--- Start Data provided ---

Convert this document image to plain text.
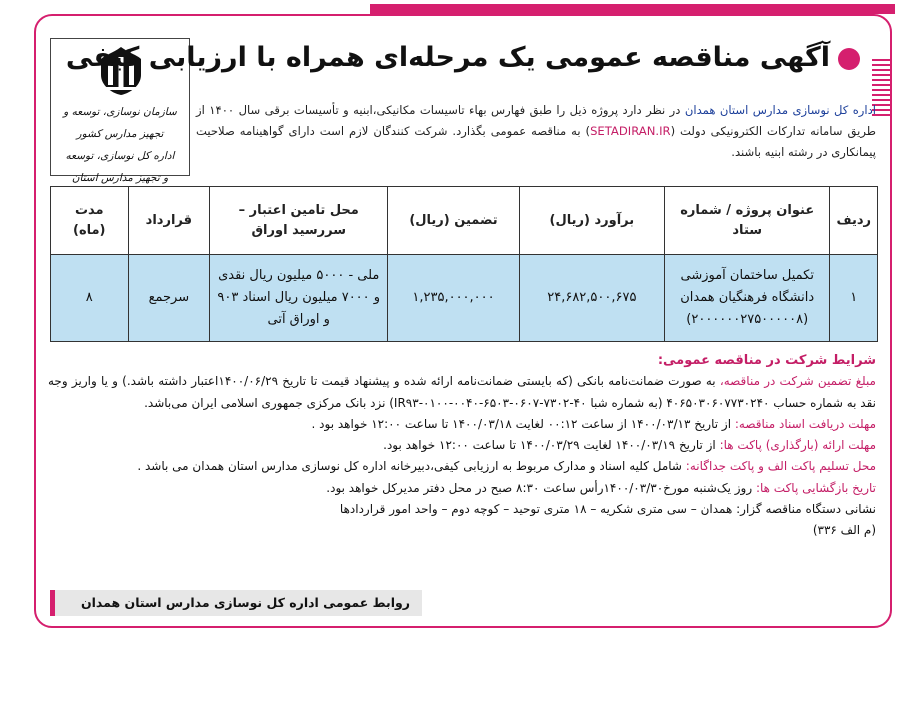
سازمان نوسازی، توسعه و تجهیز مدارس کشور
اداره کل نوسازی، توسعه
و تجهیز مدارس استان
آگهی مناقصه عمومی یک مرحله‌ای همراه با ارزیابی کیفی
اداره کل نوسازی مدارس استان همدان در نظر دارد پروژه ذیل را طبق فهارس بهاء تاسیسات مکانیکی،ابنیه و تأسیسات برقی سال ۱۴۰۰ از طریق سامانه تدارکات الکترونیکی دولت (SETADIRAN.IR) به مناقصه عمومی بگذارد. شرکت کنندگان لازم است دارای گواهینامه صلاحیت پیمانکاری در رشته ابنیه باشند.
ردیف	عنوان پروژه / شماره ستاد	برآورد (ریال)	تضمین (ریال)	محل تامین اعتبار – سررسید اوراق	قرارداد	مدت (ماه)
۱	تکمیل ساختمان آموزشی دانشگاه فرهنگیان همدان (۲۰۰۰۰۰۰۲۷۵۰۰۰۰۰۸)	۲۴,۶۸۲,۵۰۰,۶۷۵	۱,۲۳۵,۰۰۰,۰۰۰	ملی - ۵۰۰۰ میلیون ریال نقدی و ۷۰۰۰ میلیون ریال اسناد ۹۰۳ و اوراق آتی	سرجمع	۸
شرایط شرکت در مناقصه عمومی:
مبلغ تضمین شرکت در مناقصه، به صورت ضمانت‌نامه بانکی (که بایستی ضمانت‌نامه ارائه شده و پیشنهاد قیمت تا تاریخ ۱۴۰۰/۰۶/۲۹اعتبار داشته باشد.) و یا واریز وجه نقد به شماره حساب ۴۰۶۵۰۳۰۶۰۷۷۳۰۲۴۰ (به شماره شبا ۴۰-۷۳۰۲-۰۶۰۷-۶۵۰۳-۰۰۴۰-۰۱۰۰-IR۹۳) نزد بانک مرکزی جمهوری اسلامی ایران می‌باشد.
مهلت دریافت اسناد مناقصه: از تاریخ ۱۴۰۰/۰۳/۱۳ از ساعت ۰۰:۱۲ لغایت ۱۴۰۰/۰۳/۱۸ تا ساعت ۱۲:۰۰ خواهد بود .
مهلت ارائه (بارگذاری) پاکت ها: از تاریخ ۱۴۰۰/۰۳/۱۹ لغایت ۱۴۰۰/۰۳/۲۹ تا ساعت ۱۲:۰۰ خواهد بود.
محل تسلیم پاکت الف و پاکت جداگانه: شامل کلیه اسناد و مدارک مربوط به ارزیابی کیفی،دبیرخانه اداره کل نوسازی مدارس استان همدان می باشد .
تاریخ بازگشایی پاکت ها: روز یک‌شنبه مورخ۱۴۰۰/۰۳/۳۰رأس ساعت ۸:۳۰ صبح در محل دفتر مدیرکل خواهد بود.
نشانی دستگاه مناقصه گزار: همدان – سی متری شکریه – ۱۸ متری توحید – کوچه دوم – واحد امور قراردادها
(م الف ۳۳۶)
روابط عمومی اداره کل نوسازی مدارس استان همدان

--- End Data provided ---

Written task:
Retype each entry precisely. Skip images entirely.

Complete answer:
Convert this document image to plain text.
سازمان نوسازی، توسعه و تجهیز مدارس کشور
اداره کل نوسازی، توسعه
و تجهیز مدارس استان
آگهی مناقصه عمومی یک مرحله‌ای همراه با ارزیابی کیفی
اداره کل نوسازی مدارس استان همدان در نظر دارد پروژه ذیل را طبق فهارس بهاء تاسیسات مکانیکی،ابنیه و تأسیسات برقی سال ۱۴۰۰ از طریق سامانه تدارکات الکترونیکی دولت (SETADIRAN.IR) به مناقصه عمومی بگذارد. شرکت کنندگان لازم است دارای گواهینامه صلاحیت پیمانکاری در رشته ابنیه باشند.
ردیف	عنوان پروژه / شماره ستاد	برآورد (ریال)	تضمین (ریال)	محل تامین اعتبار – سررسید اوراق	قرارداد	مدت (ماه)
۱	تکمیل ساختمان آموزشی دانشگاه فرهنگیان همدان (۲۰۰۰۰۰۰۲۷۵۰۰۰۰۰۸)	۲۴,۶۸۲,۵۰۰,۶۷۵	۱,۲۳۵,۰۰۰,۰۰۰	ملی - ۵۰۰۰ میلیون ریال نقدی و ۷۰۰۰ میلیون ریال اسناد ۹۰۳ و اوراق آتی	سرجمع	۸
شرایط شرکت در مناقصه عمومی:
مبلغ تضمین شرکت در مناقصه، به صورت ضمانت‌نامه بانکی (که بایستی ضمانت‌نامه ارائه شده و پیشنهاد قیمت تا تاریخ ۱۴۰۰/۰۶/۲۹اعتبار داشته باشد.) و یا واریز وجه نقد به شماره حساب ۴۰۶۵۰۳۰۶۰۷۷۳۰۲۴۰ (به شماره شبا ۴۰-۷۳۰۲-۰۶۰۷-۶۵۰۳-۰۰۴۰-۰۱۰۰-IR۹۳) نزد بانک مرکزی جمهوری اسلامی ایران می‌باشد.
مهلت دریافت اسناد مناقصه: از تاریخ ۱۴۰۰/۰۳/۱۳ از ساعت ۰۰:۱۲ لغایت ۱۴۰۰/۰۳/۱۸ تا ساعت ۱۲:۰۰ خواهد بود .
مهلت ارائه (بارگذاری) پاکت ها: از تاریخ ۱۴۰۰/۰۳/۱۹ لغایت ۱۴۰۰/۰۳/۲۹ تا ساعت ۱۲:۰۰ خواهد بود.
محل تسلیم پاکت الف و پاکت جداگانه: شامل کلیه اسناد و مدارک مربوط به ارزیابی کیفی،دبیرخانه اداره کل نوسازی مدارس استان همدان می باشد .
تاریخ بازگشایی پاکت ها: روز یک‌شنبه مورخ۱۴۰۰/۰۳/۳۰رأس ساعت ۸:۳۰ صبح در محل دفتر مدیرکل خواهد بود.
نشانی دستگاه مناقصه گزار: همدان – سی متری شکریه – ۱۸ متری توحید – کوچه دوم – واحد امور قراردادها
(م الف ۳۳۶)
روابط عمومی اداره کل نوسازی مدارس استان همدان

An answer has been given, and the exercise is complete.